• WHAT IS NEEDED:
Restate all entries exactly.

------------------------------------------------

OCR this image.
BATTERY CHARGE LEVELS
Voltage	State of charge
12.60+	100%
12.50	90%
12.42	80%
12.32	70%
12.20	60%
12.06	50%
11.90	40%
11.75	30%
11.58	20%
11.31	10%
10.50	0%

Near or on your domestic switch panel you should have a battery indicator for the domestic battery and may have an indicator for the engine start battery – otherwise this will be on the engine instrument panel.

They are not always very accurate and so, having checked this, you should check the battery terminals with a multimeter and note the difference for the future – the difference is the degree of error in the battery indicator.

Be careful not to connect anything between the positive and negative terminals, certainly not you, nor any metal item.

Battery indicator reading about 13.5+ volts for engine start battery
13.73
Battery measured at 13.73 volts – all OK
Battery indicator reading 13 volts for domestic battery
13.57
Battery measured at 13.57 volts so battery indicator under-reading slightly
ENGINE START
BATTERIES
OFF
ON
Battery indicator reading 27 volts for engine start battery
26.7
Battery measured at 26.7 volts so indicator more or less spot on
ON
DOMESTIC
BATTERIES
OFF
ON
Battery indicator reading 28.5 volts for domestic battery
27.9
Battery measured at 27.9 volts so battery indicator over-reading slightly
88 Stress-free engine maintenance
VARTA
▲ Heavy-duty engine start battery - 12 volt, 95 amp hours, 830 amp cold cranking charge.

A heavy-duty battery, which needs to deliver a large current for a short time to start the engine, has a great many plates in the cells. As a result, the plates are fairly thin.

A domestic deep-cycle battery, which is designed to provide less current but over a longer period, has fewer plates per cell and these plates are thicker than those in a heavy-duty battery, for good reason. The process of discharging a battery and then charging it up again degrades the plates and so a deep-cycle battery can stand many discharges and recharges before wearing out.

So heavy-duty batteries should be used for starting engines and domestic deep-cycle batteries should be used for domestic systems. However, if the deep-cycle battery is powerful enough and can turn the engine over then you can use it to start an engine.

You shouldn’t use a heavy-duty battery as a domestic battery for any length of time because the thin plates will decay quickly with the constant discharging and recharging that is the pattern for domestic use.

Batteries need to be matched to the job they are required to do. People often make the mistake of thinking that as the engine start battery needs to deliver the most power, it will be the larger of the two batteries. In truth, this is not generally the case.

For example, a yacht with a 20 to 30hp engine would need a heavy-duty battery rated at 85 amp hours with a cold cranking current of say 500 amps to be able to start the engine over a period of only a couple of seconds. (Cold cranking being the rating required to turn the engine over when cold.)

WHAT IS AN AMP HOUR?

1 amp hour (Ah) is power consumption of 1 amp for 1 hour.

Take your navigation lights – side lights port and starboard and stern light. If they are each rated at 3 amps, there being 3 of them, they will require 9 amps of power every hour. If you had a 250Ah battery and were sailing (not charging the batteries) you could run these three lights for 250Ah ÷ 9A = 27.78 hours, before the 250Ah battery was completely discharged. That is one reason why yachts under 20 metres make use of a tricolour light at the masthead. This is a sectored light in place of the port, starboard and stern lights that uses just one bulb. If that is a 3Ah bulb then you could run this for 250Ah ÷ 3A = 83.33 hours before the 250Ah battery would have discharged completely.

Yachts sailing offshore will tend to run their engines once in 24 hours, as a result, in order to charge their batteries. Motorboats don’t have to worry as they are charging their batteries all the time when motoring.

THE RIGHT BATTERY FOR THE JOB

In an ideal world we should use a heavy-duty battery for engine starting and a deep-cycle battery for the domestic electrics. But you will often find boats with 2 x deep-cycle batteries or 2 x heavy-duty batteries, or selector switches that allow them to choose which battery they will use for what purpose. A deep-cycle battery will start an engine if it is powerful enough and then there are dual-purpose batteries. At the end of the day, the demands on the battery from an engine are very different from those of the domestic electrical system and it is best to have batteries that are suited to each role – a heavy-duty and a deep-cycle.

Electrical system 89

------------------------------------------------

• RESPONSE BOX:
OCR this image.
BATTERY CHARGE LEVELS
Voltage	State of charge
12.60+	100%
12.50	90%
12.42	80%
12.32	70%
12.20	60%
12.06	50%
11.90	40%
11.75	30%
11.58	20%
11.31	10%
10.50	0%

Near or on your domestic switch panel you should have a battery indicator for the domestic battery and may have an indicator for the engine start battery – otherwise this will be on the engine instrument panel.

They are not always very accurate and so, having checked this, you should check the battery terminals with a multimeter and note the difference for the future – the difference is the degree of error in the battery indicator.

Be careful not to connect anything between the positive and negative terminals, certainly not you, nor any metal item.

Battery indicator reading about 13.5+ volts for engine start battery
13.73
Battery measured at 13.73 volts – all OK
Battery indicator reading 13 volts for domestic battery
13.57
Battery measured at 13.57 volts so battery indicator under-reading slightly
ENGINE START
BATTERIES
OFF
ON
Battery indicator reading 27 volts for engine start battery
26.7
Battery measured at 26.7 volts so indicator more or less spot on
ON
DOMESTIC
BATTERIES
OFF
ON
Battery indicator reading 28.5 volts for domestic battery
27.9
Battery measured at 27.9 volts so battery indicator over-reading slightly
88 Stress-free engine maintenance
VARTA
▲ Heavy-duty engine start battery - 12 volt, 95 amp hours, 830 amp cold cranking charge.

A heavy-duty battery, which needs to deliver a large current for a short time to start the engine, has a great many plates in the cells. As a result, the plates are fairly thin.

A domestic deep-cycle battery, which is designed to provide less current but over a longer period, has fewer plates per cell and these plates are thicker than those in a heavy-duty battery, for good reason. The process of discharging a battery and then charging it up again degrades the plates and so a deep-cycle battery can stand many discharges and recharges before wearing out.

So heavy-duty batteries should be used for starting engines and domestic deep-cycle batteries should be used for domestic systems. However, if the deep-cycle battery is powerful enough and can turn the engine over then you can use it to start an engine.

You shouldn’t use a heavy-duty battery as a domestic battery for any length of time because the thin plates will decay quickly with the constant discharging and recharging that is the pattern for domestic use.

Batteries need to be matched to the job they are required to do. People often make the mistake of thinking that as the engine start battery needs to deliver the most power, it will be the larger of the two batteries. In truth, this is not generally the case.

For example, a yacht with a 20 to 30hp engine would need a heavy-duty battery rated at 85 amp hours with a cold cranking current of say 500 amps to be able to start the engine over a period of only a couple of seconds. (Cold cranking being the rating required to turn the engine over when cold.)

WHAT IS AN AMP HOUR?

1 amp hour (Ah) is power consumption of 1 amp for 1 hour.

Take your navigation lights – side lights port and starboard and stern light. If they are each rated at 3 amps, there being 3 of them, they will require 9 amps of power every hour. If you had a 250Ah battery and were sailing (not charging the batteries) you could run these three lights for 250Ah ÷ 9A = 27.78 hours, before the 250Ah battery was completely discharged. That is one reason why yachts under 20 metres make use of a tricolour light at the masthead. This is a sectored light in place of the port, starboard and stern lights that uses just one bulb. If that is a 3Ah bulb then you could run this for 250Ah ÷ 3A = 83.33 hours before the 250Ah battery would have discharged completely.

Yachts sailing offshore will tend to run their engines once in 24 hours, as a result, in order to charge their batteries. Motorboats don’t have to worry as they are charging their batteries all the time when motoring.

THE RIGHT BATTERY FOR THE JOB

In an ideal world we should use a heavy-duty battery for engine starting and a deep-cycle battery for the domestic electrics. But you will often find boats with 2 x deep-cycle batteries or 2 x heavy-duty batteries, or selector switches that allow them to choose which battery they will use for what purpose. A deep-cycle battery will start an engine if it is powerful enough and then there are dual-purpose batteries. At the end of the day, the demands on the battery from an engine are very different from those of the domestic electrical system and it is best to have batteries that are suited to each role – a heavy-duty and a deep-cycle.

Electrical system 89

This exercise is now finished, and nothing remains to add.